Task instructions
**a)** Could you retype everything in the article on The Post's 160 years from "A newspaper is" down to "times a week."?
**b)** Can you shorten the paragraph in the article on The Post's 160 years that begins "It was not The Evening Post founder Henry Blundell's first newspaper" while keeping its main facts?
**c)** How would you put this sentence from the article on The Post's 160 years into Spanish: "The first four-page paper rolled off the hand cranked press on February 8, 1865, and 250 were out on the street for the price of one penny."

Text block
- - -
Saturday, 8 February 2025

The Post staff reflect on covering the major news stories, from the capital, for the past 160 years.

The Post - formerly The Evening Post and The Dominion Post - has turned 160 years old and Deborah Morris looks back at the newspaper whose birthplace was the Capital.

A newspaper is born

If one newspaper could be said to have grown up with its city - it would be The Evening Post.

The first four-page paper rolled off the hand cranked press on February 8, 1865, and 250 were out on the street for the price of one penny.

In this 2002 image, the Print Museum’s Garry Moller, left, reads a reproduction of the first Evening Post which was printed on the original Albion Press, shown in the background, with Bill Nairn, centre, and Royce Jacobson.
In this 2002 image, the Print Museum’s Garry Moller, left, reads a reproduction of the first Evening Post which was printed on the original Albion Press, shown in the background, with Bill Nairn, centre, and Royce Jacobson.

For the 4900 residents of Wellington - a city built around its harbour - it was the first daily newspaper of its own. Other competing newspapers published two or three times a week.

It was a crowded market, there was already the New Zealand Spectator and Cook’s Strait Guardian, the New Zealand Advertiser and the Independent.

It was not The Evening Post founder Henry Blundell’s first newspaper, he had been the manager of Dublin’s Evening Mail but had resigned over disagreements with the paper’s policy to its employees.

Henry Blundell (1814 -78) was the first editor of The Evening Post from 1865-68.
Henry Blundell (1814 -78) was the first editor of The Evening Post from 1865-68.

He came to New Zealand and managed the Lyttelton Times and started a newspaper himself in Havelock in1864 with business partner David Curle.

He then moved to Wellington and with his sons John, Henry Thomas and Louis along with Curle, started The Evening Post.

Like most newspapers of the time, the front page was advertising - including for itself - and that continued with no editorial content on the front for 100 years.
- - -
(Bounding box entries)
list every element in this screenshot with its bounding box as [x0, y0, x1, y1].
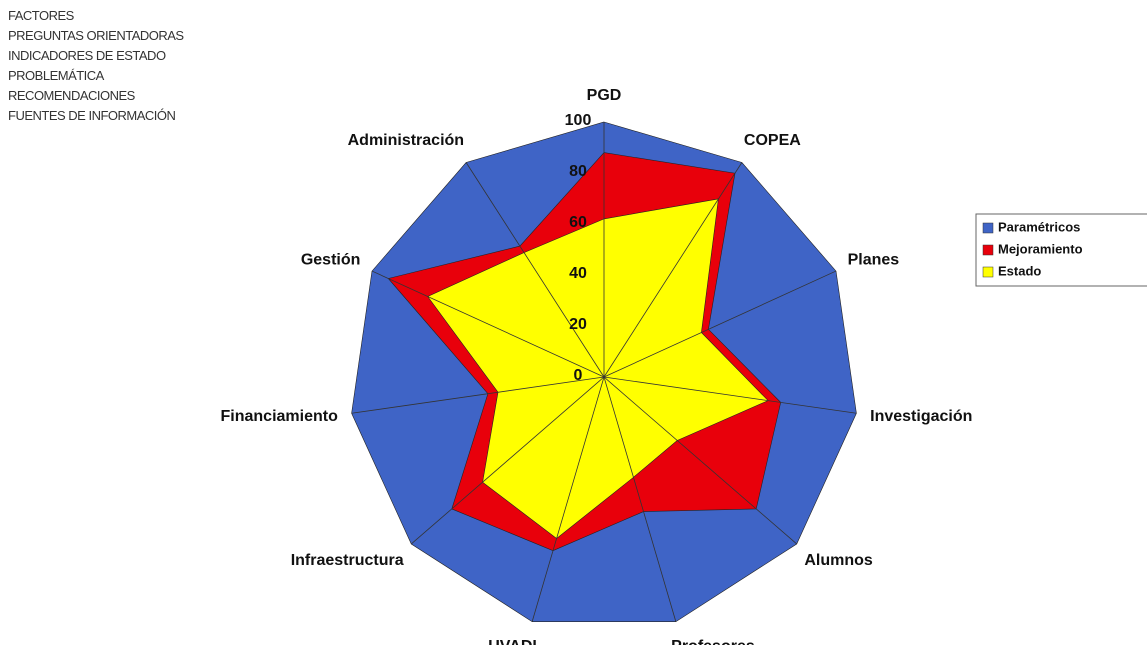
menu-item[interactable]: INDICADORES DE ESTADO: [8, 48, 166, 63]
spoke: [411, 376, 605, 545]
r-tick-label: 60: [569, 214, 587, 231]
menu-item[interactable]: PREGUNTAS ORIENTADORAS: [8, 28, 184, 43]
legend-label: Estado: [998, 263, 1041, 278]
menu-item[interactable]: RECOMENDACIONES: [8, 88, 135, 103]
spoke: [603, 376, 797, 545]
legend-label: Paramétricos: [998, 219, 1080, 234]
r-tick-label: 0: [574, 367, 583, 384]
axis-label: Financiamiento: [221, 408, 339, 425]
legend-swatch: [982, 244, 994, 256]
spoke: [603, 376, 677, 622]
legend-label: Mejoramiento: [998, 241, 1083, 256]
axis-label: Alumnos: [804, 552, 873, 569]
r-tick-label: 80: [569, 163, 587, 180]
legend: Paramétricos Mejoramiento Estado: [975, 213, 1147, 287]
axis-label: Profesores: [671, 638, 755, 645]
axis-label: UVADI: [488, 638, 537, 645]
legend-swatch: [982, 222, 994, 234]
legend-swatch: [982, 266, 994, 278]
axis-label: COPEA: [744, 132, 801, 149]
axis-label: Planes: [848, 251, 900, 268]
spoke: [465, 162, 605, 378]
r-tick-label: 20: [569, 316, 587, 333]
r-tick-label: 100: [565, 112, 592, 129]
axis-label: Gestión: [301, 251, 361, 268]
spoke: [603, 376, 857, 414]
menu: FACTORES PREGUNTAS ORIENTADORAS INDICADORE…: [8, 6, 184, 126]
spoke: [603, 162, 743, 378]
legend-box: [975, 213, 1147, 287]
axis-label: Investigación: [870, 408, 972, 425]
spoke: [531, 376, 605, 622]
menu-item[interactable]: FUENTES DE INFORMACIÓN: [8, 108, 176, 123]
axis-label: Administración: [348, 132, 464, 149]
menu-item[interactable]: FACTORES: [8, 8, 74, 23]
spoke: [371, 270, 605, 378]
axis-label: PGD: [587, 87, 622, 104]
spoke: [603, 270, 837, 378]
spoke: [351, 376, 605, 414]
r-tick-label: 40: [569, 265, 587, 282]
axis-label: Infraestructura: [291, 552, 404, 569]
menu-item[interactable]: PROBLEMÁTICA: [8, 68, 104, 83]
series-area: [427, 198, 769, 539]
- - -
Solutions for each task
**a)**
A newspaper is born

If one newspaper could be said to have grown up with its city - it would be The Evening Post.

The first four-page paper rolled off the hand cranked press on February 8, 1865, and 250 were out on the street for the price of one penny.

In this 2002 image, the Print Museum’s Garry Moller, left, reads a reproduction of the first Evening Post which was printed on the original Albion Press, shown in the background, with Bill Nairn, centre, and Royce Jacobson.
In this 2002 image, the Print Museum’s Garry Moller, left, reads a reproduction of the first Evening Post which was printed on the original Albion Press, shown in the background, with Bill Nairn, centre, and Royce Jacobson.

For the 4900 residents of Wellington - a city built around its harbour - it was the first daily newspaper of its own. Other competing newspapers published two or three times a week.

**b)** Founder Henry Blundell had run a newspaper before: he managed Dublin's Evening Mail but resigned over disagreements with its policy toward employees.

**c)** El primer periódico de cuatro páginas salió de la prensa manual de manivela el 8 de febrero de 1865, y 250 ejemplares estaban en la calle al precio de un penique.